Your goal:
All lines in the data bearing the string "this" should be identified and copied.

Data items
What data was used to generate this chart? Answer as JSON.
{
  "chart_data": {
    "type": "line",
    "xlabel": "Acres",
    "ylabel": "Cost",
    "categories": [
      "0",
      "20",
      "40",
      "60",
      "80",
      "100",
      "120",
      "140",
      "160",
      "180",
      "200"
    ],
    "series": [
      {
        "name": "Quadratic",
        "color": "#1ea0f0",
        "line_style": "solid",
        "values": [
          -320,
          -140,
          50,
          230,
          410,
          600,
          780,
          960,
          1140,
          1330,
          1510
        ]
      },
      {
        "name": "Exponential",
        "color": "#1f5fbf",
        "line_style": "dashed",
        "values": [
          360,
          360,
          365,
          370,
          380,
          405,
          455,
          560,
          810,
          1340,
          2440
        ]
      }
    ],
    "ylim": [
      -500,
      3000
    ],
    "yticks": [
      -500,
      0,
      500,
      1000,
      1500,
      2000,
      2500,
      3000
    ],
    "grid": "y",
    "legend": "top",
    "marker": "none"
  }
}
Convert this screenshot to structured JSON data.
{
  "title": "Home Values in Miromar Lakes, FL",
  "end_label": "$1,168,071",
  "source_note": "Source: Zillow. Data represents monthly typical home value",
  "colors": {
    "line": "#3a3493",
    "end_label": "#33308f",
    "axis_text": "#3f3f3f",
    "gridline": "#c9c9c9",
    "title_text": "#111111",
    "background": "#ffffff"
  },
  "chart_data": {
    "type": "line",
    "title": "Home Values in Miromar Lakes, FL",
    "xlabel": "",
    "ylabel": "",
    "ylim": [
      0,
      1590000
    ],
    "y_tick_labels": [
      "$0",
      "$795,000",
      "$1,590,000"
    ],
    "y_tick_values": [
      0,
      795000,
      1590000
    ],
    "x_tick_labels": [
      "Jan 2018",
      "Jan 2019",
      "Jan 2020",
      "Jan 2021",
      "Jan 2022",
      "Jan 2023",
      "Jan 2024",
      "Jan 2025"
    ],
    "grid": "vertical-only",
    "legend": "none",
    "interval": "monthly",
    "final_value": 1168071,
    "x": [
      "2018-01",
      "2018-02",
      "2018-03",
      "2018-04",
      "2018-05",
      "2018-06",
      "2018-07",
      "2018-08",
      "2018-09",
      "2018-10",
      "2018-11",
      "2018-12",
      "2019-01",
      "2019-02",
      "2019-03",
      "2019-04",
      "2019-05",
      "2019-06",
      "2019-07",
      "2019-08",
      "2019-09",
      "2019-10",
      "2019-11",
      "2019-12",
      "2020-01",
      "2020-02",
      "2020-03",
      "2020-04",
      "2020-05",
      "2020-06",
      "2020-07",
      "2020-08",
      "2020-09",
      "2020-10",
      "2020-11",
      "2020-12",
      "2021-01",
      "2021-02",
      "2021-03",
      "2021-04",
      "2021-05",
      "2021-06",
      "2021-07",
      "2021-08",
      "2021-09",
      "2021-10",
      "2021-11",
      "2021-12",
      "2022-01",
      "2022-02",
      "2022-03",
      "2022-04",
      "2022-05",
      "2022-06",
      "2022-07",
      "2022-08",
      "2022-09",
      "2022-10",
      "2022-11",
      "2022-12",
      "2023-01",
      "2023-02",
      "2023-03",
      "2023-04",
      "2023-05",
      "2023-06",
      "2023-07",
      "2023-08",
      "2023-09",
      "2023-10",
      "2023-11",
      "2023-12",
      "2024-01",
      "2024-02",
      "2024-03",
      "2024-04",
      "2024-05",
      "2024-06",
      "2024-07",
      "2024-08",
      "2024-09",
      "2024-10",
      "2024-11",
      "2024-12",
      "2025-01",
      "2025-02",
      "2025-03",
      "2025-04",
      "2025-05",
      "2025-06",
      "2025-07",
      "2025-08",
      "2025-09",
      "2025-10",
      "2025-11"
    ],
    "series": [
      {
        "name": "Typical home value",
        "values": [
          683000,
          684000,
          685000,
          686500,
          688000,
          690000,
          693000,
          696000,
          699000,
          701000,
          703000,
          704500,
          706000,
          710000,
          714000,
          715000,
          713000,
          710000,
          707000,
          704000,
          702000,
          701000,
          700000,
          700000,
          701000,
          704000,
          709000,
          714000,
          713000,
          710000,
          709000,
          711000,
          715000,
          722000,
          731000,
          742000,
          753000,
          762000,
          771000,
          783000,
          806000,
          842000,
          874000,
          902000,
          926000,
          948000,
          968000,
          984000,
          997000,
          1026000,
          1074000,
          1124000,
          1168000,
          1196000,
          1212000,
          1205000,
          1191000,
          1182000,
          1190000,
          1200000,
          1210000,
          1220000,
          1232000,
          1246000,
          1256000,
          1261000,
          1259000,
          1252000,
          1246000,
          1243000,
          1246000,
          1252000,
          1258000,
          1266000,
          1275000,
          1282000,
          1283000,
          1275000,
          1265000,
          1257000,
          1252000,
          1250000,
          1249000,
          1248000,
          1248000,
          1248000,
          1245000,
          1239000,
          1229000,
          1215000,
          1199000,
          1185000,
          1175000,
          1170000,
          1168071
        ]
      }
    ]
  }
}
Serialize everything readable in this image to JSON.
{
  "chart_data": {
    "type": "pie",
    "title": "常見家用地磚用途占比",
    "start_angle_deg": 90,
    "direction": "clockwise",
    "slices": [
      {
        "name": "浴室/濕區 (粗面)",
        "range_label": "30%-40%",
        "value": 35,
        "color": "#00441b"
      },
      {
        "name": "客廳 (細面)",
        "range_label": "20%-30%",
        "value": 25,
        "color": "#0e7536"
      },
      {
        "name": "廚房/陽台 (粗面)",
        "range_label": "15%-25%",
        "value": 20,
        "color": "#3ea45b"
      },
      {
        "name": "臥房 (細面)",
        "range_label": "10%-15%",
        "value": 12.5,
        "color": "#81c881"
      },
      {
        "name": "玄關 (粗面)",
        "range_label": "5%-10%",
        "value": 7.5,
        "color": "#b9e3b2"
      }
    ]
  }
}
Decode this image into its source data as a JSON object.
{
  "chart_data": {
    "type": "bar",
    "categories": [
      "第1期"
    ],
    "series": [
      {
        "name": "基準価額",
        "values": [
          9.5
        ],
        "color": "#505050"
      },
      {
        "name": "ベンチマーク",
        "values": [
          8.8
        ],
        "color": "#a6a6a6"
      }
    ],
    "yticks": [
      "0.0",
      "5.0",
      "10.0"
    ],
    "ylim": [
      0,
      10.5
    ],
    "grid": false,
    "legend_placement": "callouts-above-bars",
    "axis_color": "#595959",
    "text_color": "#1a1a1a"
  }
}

Task output:
What data was used to generate this chart? Answer as JSON.
Convert this screenshot to structured JSON data.
Serialize everything readable in this image to JSON.
Decode this image into its source data as a JSON object.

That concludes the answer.